TASK DETAILS: Filter out everything except lines holding "Blade".

——————————

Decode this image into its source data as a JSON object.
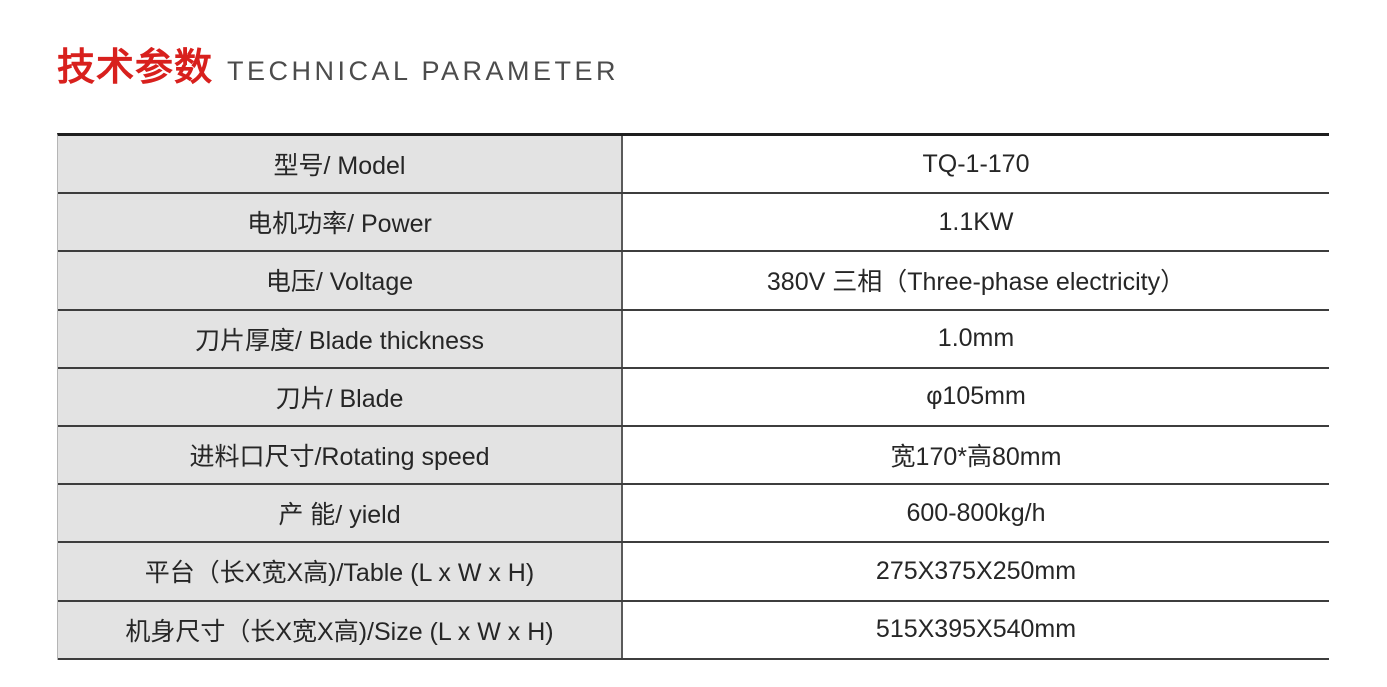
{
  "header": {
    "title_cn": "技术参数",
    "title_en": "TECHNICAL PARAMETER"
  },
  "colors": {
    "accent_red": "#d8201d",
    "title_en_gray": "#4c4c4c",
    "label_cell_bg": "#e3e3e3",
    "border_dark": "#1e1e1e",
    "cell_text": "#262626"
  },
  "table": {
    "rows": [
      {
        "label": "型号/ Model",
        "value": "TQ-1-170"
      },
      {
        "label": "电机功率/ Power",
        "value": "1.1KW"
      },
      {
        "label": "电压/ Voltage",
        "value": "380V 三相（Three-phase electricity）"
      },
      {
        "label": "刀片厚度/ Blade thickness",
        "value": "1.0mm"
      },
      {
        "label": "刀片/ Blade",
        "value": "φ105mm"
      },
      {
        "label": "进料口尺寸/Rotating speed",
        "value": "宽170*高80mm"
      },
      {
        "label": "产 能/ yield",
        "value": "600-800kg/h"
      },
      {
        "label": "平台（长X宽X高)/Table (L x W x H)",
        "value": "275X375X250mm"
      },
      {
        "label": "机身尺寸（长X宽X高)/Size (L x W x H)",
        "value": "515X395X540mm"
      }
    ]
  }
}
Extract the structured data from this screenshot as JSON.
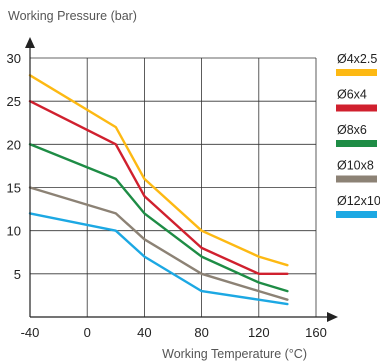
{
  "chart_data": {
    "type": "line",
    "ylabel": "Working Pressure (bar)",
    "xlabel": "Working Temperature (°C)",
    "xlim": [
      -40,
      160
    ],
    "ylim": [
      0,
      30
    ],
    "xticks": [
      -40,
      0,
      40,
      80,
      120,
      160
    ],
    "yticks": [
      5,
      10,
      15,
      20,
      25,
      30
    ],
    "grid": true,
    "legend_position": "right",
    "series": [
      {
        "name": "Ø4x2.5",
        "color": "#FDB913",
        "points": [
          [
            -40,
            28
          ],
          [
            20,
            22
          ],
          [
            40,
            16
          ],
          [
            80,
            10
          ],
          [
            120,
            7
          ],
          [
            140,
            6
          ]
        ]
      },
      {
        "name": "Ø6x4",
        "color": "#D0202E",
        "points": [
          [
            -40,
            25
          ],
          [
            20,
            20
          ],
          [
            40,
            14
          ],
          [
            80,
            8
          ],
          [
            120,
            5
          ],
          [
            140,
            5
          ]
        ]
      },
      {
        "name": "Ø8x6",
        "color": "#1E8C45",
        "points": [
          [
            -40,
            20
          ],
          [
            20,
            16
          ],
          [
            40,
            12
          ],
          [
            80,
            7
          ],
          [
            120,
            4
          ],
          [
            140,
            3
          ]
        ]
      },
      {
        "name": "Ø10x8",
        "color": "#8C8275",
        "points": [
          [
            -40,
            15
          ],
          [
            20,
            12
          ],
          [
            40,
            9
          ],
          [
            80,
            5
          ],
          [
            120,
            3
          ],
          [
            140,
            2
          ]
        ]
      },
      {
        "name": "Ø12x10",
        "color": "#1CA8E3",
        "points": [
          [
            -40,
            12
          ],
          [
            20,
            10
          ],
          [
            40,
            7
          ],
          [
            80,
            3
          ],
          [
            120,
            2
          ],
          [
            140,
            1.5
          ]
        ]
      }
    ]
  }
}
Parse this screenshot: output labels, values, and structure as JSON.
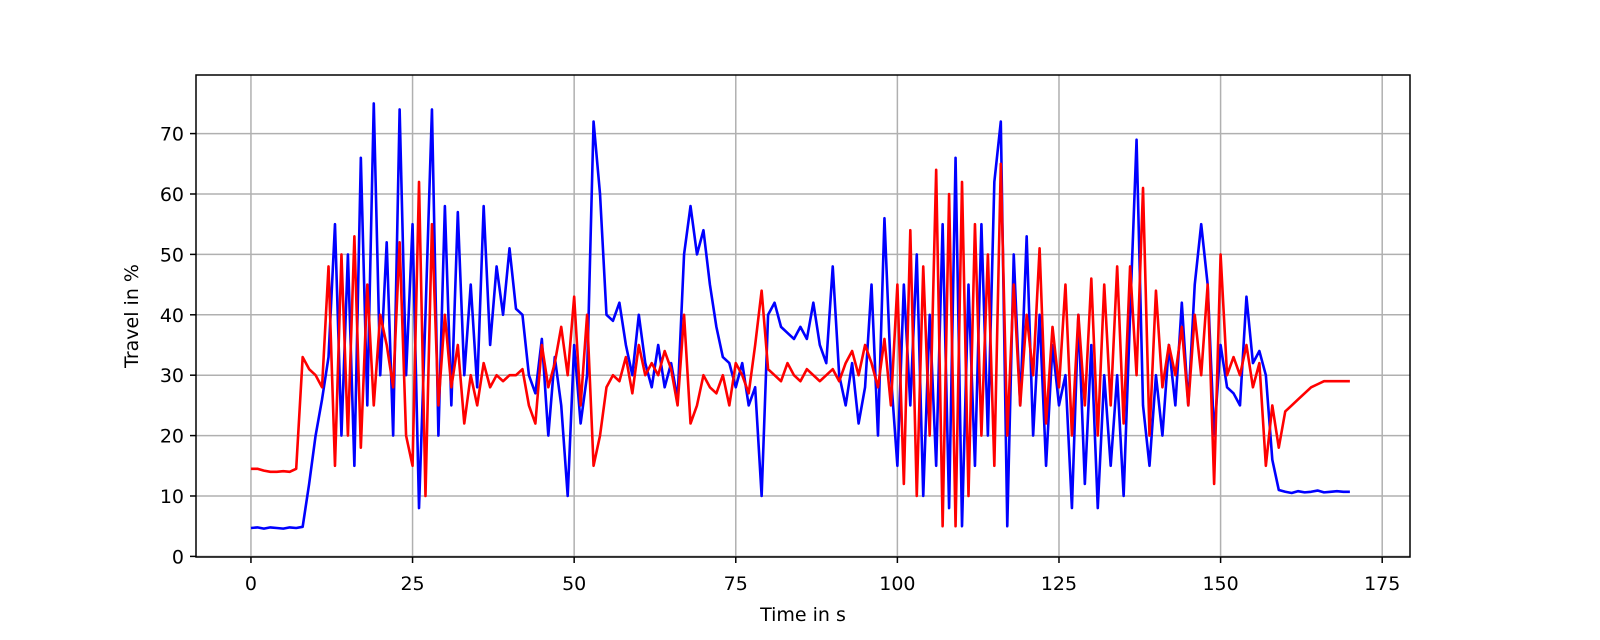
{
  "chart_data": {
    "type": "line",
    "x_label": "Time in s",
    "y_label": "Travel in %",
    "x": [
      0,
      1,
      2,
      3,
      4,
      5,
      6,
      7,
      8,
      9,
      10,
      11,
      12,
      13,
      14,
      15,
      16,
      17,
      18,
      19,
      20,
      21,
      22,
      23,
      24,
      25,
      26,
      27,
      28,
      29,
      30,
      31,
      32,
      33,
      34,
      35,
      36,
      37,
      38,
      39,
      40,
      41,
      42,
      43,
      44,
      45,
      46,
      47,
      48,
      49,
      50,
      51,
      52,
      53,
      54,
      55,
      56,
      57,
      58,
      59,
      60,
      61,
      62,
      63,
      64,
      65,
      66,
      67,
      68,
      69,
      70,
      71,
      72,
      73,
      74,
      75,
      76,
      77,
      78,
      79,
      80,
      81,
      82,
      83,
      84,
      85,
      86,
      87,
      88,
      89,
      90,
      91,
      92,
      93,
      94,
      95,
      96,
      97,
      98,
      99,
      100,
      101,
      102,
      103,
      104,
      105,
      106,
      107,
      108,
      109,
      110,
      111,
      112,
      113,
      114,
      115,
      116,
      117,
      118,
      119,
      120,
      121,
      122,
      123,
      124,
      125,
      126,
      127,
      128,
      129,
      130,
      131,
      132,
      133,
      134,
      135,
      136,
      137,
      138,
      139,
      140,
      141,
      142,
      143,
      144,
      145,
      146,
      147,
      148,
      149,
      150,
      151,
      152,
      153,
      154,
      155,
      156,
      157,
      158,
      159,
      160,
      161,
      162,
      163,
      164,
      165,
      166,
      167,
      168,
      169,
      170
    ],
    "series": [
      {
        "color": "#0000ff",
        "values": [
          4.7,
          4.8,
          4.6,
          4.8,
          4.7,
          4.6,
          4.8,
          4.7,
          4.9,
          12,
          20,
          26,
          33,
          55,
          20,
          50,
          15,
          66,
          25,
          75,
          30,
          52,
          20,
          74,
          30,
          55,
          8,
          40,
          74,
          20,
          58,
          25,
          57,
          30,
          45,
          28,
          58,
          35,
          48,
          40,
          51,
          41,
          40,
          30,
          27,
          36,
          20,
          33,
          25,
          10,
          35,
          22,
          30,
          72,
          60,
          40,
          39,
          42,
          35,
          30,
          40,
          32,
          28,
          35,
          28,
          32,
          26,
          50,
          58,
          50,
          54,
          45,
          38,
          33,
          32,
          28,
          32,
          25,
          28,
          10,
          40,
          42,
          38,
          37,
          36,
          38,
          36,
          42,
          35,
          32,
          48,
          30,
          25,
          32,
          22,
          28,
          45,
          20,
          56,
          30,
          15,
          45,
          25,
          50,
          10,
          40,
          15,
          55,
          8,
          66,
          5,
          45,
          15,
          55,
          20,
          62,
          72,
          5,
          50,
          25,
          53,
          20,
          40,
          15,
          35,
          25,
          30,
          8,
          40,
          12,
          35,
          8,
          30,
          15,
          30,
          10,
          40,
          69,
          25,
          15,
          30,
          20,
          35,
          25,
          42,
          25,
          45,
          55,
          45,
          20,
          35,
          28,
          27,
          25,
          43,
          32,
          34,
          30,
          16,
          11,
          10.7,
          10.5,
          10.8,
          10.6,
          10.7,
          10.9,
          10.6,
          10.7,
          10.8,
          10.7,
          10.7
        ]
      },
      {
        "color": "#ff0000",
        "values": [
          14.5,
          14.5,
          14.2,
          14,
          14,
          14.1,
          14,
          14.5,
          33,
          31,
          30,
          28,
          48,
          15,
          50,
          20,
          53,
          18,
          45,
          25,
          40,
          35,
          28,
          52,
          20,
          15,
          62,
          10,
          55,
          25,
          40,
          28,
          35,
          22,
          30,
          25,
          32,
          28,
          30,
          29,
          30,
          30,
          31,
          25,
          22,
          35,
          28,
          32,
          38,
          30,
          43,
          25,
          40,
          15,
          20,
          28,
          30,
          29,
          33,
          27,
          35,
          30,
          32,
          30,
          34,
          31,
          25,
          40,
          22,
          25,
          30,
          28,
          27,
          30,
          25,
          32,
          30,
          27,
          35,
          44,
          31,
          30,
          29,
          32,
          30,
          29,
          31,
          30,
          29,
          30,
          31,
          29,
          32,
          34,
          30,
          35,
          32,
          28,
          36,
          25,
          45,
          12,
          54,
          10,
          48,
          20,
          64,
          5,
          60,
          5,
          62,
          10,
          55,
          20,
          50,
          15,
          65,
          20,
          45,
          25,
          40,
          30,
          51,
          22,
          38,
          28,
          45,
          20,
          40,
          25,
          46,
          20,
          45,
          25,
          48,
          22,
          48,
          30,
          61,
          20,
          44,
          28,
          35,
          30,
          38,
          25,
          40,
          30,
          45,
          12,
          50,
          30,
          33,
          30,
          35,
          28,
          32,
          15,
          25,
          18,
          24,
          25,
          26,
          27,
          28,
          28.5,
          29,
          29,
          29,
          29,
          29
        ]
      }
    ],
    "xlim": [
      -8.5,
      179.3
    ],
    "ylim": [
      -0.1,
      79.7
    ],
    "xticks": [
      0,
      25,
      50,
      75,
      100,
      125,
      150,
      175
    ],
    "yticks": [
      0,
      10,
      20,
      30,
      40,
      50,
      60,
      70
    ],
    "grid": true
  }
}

——————————

TASK RESPONSE:
        "label": "刀片厚度/ Blade thickness",
        "label": "刀片/ Blade",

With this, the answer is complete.